>> Begin Data supplied

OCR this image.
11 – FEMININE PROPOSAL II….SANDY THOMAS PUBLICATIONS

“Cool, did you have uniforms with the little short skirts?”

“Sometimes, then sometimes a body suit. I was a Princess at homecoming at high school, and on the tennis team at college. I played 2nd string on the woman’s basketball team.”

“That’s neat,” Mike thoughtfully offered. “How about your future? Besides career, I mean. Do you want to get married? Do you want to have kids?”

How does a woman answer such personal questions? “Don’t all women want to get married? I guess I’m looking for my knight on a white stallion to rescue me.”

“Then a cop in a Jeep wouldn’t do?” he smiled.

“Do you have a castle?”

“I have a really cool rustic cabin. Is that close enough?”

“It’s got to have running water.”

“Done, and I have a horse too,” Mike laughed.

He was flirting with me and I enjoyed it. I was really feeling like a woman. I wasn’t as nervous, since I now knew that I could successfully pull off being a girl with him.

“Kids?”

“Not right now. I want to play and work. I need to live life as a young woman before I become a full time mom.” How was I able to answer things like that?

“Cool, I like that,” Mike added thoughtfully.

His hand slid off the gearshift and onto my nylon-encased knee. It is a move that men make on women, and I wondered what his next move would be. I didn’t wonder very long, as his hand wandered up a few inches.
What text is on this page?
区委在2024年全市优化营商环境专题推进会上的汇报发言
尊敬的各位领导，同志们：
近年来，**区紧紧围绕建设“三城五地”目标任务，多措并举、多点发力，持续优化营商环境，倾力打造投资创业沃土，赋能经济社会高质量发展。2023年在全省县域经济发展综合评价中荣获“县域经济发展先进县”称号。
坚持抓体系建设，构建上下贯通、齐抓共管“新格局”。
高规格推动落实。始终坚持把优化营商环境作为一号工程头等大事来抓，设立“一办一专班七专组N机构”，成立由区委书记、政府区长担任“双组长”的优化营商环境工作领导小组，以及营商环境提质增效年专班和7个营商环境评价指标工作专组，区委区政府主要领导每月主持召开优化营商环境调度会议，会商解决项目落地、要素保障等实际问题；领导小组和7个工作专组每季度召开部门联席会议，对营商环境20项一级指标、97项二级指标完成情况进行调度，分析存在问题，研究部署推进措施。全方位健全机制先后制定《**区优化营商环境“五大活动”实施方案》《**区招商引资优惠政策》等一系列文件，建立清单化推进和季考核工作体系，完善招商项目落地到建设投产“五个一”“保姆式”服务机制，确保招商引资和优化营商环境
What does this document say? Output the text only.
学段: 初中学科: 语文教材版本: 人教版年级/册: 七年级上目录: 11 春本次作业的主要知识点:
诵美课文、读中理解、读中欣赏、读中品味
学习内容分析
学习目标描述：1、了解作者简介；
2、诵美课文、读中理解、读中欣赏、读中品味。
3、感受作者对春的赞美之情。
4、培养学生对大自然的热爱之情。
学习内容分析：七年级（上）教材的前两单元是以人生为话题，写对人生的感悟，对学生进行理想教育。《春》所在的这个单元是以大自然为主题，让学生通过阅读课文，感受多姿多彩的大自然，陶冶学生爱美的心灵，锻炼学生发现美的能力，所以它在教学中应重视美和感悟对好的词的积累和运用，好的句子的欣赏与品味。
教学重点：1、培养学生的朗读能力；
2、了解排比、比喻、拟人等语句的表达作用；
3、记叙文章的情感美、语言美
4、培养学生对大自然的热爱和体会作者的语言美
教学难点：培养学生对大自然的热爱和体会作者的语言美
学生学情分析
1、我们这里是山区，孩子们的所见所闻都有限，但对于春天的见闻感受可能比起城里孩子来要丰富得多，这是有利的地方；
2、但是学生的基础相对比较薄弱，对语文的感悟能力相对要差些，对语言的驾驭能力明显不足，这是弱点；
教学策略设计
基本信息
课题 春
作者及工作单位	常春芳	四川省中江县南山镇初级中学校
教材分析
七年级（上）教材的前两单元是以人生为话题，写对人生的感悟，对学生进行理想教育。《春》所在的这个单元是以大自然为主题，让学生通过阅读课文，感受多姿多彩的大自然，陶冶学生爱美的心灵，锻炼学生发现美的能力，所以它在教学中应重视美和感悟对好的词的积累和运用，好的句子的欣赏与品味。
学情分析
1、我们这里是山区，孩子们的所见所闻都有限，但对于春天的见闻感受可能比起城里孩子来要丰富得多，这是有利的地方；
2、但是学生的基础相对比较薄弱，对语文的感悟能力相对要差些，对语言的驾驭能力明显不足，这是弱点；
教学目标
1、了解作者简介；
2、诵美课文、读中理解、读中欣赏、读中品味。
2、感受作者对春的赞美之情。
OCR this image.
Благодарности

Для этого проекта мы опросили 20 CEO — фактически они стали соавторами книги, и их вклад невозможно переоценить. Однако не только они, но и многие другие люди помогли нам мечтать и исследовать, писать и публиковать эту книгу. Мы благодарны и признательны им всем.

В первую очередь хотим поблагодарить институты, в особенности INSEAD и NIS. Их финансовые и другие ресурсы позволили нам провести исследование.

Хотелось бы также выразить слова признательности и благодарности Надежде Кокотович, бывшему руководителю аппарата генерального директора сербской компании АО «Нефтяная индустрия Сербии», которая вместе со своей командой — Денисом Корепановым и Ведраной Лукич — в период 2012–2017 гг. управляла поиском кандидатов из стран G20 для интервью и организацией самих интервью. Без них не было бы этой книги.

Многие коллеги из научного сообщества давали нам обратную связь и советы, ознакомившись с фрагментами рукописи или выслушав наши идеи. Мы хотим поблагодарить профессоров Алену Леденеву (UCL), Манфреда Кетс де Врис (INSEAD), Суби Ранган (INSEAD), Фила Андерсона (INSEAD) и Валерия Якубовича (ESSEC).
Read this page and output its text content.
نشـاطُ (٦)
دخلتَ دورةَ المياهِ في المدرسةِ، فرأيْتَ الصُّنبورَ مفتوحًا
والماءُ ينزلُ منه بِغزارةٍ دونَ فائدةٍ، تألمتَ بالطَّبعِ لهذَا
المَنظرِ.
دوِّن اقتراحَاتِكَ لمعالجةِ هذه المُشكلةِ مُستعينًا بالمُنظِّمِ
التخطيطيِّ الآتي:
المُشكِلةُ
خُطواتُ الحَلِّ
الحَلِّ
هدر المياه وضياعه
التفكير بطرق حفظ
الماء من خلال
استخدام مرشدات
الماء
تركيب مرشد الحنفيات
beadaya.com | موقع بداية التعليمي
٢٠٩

>> End Data supplied

Copy each line of the listing that holds the word "like".

He was flirting with me and I enjoyed it. I was really feeling like a woman. I wasn’t as nervous, since I now knew that I could successfully pull off being a girl with him.
“Not right now. I want to play and work. I need to live life as a young woman before I become a full time mom.” How was I able to answer things like that?
“Cool, I like that,” Mike added thoughtfully.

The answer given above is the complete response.